» Objective: Copy the rows word for word, starting with the first row and stopping at the line that contains "row-amount-col8 (1539, 228, 1670, 284)", both included.
▼
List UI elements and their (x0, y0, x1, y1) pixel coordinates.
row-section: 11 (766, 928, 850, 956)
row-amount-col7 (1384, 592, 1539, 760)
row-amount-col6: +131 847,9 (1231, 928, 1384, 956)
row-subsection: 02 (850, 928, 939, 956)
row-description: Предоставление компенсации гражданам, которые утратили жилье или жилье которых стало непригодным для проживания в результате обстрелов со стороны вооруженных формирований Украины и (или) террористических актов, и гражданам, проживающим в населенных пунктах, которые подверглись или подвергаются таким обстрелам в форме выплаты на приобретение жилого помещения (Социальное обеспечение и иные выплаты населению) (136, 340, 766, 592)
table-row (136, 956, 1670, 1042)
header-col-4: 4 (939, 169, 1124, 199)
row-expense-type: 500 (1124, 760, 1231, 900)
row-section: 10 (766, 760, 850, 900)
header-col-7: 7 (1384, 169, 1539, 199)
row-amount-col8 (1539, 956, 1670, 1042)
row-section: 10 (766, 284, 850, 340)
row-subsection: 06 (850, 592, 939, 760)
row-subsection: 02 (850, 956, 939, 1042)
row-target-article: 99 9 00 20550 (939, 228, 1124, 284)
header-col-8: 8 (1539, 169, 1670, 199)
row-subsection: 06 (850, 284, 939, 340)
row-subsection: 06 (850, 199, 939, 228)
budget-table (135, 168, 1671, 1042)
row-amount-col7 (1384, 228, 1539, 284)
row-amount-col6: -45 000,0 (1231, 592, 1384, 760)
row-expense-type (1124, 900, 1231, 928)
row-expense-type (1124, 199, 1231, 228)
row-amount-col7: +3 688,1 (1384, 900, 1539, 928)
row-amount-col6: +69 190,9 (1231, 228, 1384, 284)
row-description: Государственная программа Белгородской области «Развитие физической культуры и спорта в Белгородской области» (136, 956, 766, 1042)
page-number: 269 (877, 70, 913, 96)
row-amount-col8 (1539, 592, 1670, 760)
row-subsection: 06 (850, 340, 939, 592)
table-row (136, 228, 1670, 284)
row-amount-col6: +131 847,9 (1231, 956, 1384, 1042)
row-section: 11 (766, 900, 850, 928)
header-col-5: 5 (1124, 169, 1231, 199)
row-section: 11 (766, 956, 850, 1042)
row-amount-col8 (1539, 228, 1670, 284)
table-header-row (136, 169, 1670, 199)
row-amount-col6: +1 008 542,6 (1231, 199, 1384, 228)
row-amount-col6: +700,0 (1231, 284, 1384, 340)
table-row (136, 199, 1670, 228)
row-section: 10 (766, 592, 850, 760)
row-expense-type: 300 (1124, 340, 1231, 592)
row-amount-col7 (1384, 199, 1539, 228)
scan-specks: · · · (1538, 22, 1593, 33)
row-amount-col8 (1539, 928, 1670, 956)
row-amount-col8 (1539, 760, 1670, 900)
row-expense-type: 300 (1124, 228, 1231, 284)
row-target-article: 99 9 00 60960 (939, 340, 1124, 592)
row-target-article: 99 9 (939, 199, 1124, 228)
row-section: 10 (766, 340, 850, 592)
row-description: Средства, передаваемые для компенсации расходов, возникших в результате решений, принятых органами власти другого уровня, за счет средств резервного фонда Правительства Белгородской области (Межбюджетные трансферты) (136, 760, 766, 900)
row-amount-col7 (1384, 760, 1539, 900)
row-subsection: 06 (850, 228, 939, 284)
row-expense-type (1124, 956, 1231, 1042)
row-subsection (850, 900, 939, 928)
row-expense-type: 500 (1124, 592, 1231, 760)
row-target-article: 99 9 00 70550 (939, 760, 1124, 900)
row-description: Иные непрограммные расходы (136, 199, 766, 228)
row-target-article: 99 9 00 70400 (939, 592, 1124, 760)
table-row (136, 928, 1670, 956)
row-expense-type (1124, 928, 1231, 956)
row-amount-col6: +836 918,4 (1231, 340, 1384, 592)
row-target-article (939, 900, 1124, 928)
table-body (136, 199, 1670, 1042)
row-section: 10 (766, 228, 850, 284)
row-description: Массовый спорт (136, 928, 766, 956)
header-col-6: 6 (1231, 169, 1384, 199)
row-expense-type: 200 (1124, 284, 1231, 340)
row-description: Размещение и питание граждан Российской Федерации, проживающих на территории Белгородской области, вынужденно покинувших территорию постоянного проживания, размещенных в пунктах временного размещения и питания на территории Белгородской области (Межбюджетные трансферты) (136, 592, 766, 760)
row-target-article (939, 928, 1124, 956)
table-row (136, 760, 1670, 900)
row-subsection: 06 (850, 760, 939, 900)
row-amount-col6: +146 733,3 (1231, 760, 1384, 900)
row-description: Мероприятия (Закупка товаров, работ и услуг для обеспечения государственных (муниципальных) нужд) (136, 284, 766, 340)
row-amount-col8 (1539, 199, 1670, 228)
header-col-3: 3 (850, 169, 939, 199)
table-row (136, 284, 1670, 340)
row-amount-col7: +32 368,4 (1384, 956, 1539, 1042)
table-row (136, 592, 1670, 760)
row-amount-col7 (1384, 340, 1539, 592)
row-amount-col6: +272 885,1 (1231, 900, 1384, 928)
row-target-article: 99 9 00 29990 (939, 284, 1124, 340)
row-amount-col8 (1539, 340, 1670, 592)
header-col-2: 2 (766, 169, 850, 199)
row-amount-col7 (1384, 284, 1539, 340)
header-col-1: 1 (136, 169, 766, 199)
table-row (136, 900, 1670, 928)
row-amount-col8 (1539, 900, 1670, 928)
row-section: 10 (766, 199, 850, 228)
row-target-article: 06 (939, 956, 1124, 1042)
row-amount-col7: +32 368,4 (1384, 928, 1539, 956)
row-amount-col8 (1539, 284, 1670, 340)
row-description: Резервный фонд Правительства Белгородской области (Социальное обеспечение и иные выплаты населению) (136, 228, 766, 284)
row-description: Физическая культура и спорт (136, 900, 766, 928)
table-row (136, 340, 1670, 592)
▲
» Response:
List UI elements and their (x0, y0, x1, y1) pixel coordinates.
row-section: 11 (766, 928, 850, 956)
row-amount-col7 (1384, 592, 1539, 760)
row-amount-col6: +131 847,9 (1231, 928, 1384, 956)
row-subsection: 02 (850, 928, 939, 956)
row-description: Предоставление компенсации гражданам, которые утратили жилье или жилье которых стало непригодным для проживания в результате обстрелов со стороны вооруженных формирований Украины и (или) террористических актов, и гражданам, проживающим в населенных пунктах, которые подверглись или подвергаются таким обстрелам в форме выплаты на приобретение жилого помещения (Социальное обеспечение и иные выплаты населению) (136, 340, 766, 592)
table-row (136, 956, 1670, 1042)
header-col-4: 4 (939, 169, 1124, 199)
row-expense-type: 500 (1124, 760, 1231, 900)
row-section: 10 (766, 760, 850, 900)
header-col-7: 7 (1384, 169, 1539, 199)
row-amount-col8 (1539, 956, 1670, 1042)
row-section: 10 (766, 284, 850, 340)
row-subsection: 06 (850, 592, 939, 760)
row-subsection: 02 (850, 956, 939, 1042)
row-target-article: 99 9 00 20550 (939, 228, 1124, 284)
header-col-8: 8 (1539, 169, 1670, 199)
row-subsection: 06 (850, 284, 939, 340)
row-subsection: 06 (850, 199, 939, 228)
budget-table (135, 168, 1671, 1042)
row-amount-col7 (1384, 228, 1539, 284)
row-amount-col6: -45 000,0 (1231, 592, 1384, 760)
row-expense-type (1124, 900, 1231, 928)
row-expense-type (1124, 199, 1231, 228)
row-amount-col7: +3 688,1 (1384, 900, 1539, 928)
row-amount-col6: +69 190,9 (1231, 228, 1384, 284)
row-description: Государственная программа Белгородской области «Развитие физической культуры и спорта в Белгородской области» (136, 956, 766, 1042)
page-number: 269 (877, 70, 913, 96)
row-amount-col8 (1539, 592, 1670, 760)
row-subsection: 06 (850, 340, 939, 592)
table-row (136, 228, 1670, 284)
row-amount-col6: +131 847,9 (1231, 956, 1384, 1042)
row-section: 11 (766, 900, 850, 928)
header-col-5: 5 (1124, 169, 1231, 199)
row-section: 11 (766, 956, 850, 1042)
row-amount-col8 (1539, 228, 1670, 284)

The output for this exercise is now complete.